Excerpt to read:

_ _ _ _

It’s an animalistic urge that makes you want to take this kind of action, and as a man, especially, to take it against women. It certainly went against all my beliefs and codes of honor. A bunch of us griped repeatedly to our officers to be allowed to do something, but we were shut down and told not to react. But for the previous year, all we had done was “react” against the enemy—that’s what we were trained to do. And now, even with the enemy in our sight, still “threatening” us, with full knowledge of the worst that they had done, we still couldn’t do anything but swallow our anger, disgust, and contempt and continue reconstructing their pen.
I will never comprehend the manifestations of the Holocaust. And the memories of Ohrdruf’s liberation have never gone away; in fact, they are the ones that have remained with me most clearly and intensely and, as I’ve come to see, shaped many of my most ardent beliefs and actions. The nightmares have lessened and faded, but the existential nausea that I felt that first day has returned over and over, sparked by sights, sounds, smells, and events. These memories have been, and will always be, with me, like the spiked brass knuckles I found that they used in the beating shed.

_ _ _ _

Work task:
Decide whether each statement agrees with the Ohrdruf memoir excerpt above. For each, answer yes or no and quote the deciding words.
1. The officers gave the soldiers permission to take action.
2. The narrator's nightmares have lessened over time.
3. The narrator's memories of Ohrdruf's liberation have faded away.
The rows come from a different source than the passage above.

_ _ _ _

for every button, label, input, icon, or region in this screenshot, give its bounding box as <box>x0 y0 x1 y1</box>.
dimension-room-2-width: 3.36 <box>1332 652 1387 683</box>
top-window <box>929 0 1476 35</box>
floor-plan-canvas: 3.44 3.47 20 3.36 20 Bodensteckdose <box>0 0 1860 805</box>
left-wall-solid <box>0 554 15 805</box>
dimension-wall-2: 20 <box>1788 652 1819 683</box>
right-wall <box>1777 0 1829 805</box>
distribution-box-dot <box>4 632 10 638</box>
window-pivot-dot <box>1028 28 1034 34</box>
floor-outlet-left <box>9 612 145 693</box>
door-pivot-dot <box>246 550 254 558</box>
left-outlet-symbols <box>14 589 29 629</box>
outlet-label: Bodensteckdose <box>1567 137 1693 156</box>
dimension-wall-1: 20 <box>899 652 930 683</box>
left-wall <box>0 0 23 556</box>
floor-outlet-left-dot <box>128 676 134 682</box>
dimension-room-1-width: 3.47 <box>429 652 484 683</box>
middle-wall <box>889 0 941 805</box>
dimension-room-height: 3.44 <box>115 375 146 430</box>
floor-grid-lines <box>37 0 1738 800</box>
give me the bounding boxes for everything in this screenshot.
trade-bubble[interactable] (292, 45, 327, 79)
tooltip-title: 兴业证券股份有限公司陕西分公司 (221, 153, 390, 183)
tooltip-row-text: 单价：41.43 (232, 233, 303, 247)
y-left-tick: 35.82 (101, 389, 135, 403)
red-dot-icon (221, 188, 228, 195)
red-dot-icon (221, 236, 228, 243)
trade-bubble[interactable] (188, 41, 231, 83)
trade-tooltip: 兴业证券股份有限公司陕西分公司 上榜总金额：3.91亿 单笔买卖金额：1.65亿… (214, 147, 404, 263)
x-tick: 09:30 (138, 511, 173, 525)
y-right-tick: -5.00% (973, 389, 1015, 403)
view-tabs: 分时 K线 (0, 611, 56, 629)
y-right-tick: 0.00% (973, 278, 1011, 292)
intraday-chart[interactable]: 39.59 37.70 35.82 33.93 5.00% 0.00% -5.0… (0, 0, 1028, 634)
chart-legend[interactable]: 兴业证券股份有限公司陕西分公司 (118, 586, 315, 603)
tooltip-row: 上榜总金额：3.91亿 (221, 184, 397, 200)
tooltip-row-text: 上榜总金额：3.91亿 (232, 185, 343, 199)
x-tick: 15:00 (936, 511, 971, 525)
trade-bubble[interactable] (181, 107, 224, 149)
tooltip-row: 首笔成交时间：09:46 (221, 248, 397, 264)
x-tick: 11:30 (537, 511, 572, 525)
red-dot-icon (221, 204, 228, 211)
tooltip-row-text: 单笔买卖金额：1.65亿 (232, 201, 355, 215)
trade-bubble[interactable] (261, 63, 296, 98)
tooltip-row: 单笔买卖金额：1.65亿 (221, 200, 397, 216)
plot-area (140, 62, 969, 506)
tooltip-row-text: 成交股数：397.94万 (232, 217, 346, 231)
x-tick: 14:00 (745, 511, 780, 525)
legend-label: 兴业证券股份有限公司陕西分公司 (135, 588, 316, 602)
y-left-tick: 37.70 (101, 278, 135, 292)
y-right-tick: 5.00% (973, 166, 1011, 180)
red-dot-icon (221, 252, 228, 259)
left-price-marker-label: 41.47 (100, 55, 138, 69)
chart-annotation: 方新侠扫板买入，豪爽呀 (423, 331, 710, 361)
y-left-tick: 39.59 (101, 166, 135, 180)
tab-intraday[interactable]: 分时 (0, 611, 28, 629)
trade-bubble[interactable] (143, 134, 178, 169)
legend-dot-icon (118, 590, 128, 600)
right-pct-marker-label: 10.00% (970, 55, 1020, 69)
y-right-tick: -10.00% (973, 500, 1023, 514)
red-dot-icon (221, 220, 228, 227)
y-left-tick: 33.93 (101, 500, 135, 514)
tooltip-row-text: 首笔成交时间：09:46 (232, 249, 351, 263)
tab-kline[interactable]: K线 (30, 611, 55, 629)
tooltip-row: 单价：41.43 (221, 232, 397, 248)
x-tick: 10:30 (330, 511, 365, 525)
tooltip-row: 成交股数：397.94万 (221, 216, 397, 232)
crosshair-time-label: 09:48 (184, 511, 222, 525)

_ _ _ _

Task response:
1. No: "we were shut down and told not to react."
2. Yes: "The nightmares have lessened and faded"
3. No: "the memories of Ohrdruf’s liberation have never gone away"